* WRITTEN TASK
Give back all the data exactly, line by line.

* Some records
=-=-=

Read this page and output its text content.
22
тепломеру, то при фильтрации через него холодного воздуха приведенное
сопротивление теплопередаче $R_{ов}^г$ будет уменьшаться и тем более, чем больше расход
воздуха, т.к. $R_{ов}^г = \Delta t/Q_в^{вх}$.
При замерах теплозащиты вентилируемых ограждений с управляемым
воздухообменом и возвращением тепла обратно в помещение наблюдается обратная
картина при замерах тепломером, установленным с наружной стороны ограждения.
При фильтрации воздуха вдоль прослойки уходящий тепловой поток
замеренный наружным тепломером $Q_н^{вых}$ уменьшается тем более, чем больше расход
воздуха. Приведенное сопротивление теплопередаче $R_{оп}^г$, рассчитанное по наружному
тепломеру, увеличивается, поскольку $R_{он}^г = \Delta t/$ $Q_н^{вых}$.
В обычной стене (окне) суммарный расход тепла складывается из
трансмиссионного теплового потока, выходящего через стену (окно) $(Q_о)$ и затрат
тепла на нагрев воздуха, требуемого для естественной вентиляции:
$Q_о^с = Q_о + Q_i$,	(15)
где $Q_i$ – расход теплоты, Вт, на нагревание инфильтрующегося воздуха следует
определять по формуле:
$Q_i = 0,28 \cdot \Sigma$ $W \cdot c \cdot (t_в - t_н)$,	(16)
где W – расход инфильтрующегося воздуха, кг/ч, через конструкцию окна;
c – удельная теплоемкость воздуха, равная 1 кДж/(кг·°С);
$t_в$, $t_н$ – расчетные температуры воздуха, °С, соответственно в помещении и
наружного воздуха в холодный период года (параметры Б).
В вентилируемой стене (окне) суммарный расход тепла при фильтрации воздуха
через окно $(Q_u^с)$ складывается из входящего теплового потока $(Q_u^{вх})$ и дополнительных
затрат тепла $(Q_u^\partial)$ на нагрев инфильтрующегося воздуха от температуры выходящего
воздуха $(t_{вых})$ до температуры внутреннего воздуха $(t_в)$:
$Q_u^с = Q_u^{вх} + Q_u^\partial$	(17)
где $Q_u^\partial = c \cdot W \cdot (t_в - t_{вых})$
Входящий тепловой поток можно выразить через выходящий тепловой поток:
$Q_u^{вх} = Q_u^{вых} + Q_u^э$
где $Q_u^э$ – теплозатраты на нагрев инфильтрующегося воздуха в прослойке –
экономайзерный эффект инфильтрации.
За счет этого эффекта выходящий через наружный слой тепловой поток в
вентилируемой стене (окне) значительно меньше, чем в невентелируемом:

=-=-=

* TASK RESULT
Read this page and output its text content.
22
тепломеру, то при фильтрации через него холодного воздуха приведенное
сопротивление теплопередаче $R_{ов}^г$ будет уменьшаться и тем более, чем больше расход
воздуха, т.к. $R_{ов}^г = \Delta t/Q_в^{вх}$.
При замерах теплозащиты вентилируемых ограждений с управляемым
воздухообменом и возвращением тепла обратно в помещение наблюдается обратная
картина при замерах тепломером, установленным с наружной стороны ограждения.
При фильтрации воздуха вдоль прослойки уходящий тепловой поток
замеренный наружным тепломером $Q_н^{вых}$ уменьшается тем более, чем больше расход
воздуха. Приведенное сопротивление теплопередаче $R_{оп}^г$, рассчитанное по наружному
тепломеру, увеличивается, поскольку $R_{он}^г = \Delta t/$ $Q_н^{вых}$.
В обычной стене (окне) суммарный расход тепла складывается из
трансмиссионного теплового потока, выходящего через стену (окно) $(Q_о)$ и затрат
тепла на нагрев воздуха, требуемого для естественной вентиляции:
$Q_о^с = Q_о + Q_i$,	(15)
где $Q_i$ – расход теплоты, Вт, на нагревание инфильтрующегося воздуха следует
определять по формуле:
$Q_i = 0,28 \cdot \Sigma$ $W \cdot c \cdot (t_в - t_н)$,	(16)
где W – расход инфильтрующегося воздуха, кг/ч, через конструкцию окна;
c – удельная теплоемкость воздуха, равная 1 кДж/(кг·°С);
$t_в$, $t_н$ – расчетные температуры воздуха, °С, соответственно в помещении и
наружного воздуха в холодный период года (параметры Б).
В вентилируемой стене (окне) суммарный расход тепла при фильтрации воздуха
через окно $(Q_u^с)$ складывается из входящего теплового потока $(Q_u^{вх})$ и дополнительных
затрат тепла $(Q_u^\partial)$ на нагрев инфильтрующегося воздуха от температуры выходящего
воздуха $(t_{вых})$ до температуры внутреннего воздуха $(t_в)$:
$Q_u^с = Q_u^{вх} + Q_u^\partial$	(17)
где $Q_u^\partial = c \cdot W \cdot (t_в - t_{вых})$
Входящий тепловой поток можно выразить через выходящий тепловой поток:
$Q_u^{вх} = Q_u^{вых} + Q_u^э$
где $Q_u^э$ – теплозатраты на нагрев инфильтрующегося воздуха в прослойке –
экономайзерный эффект инфильтрации.
За счет этого эффекта выходящий через наружный слой тепловой поток в
вентилируемой стене (окне) значительно меньше, чем в невентелируемом:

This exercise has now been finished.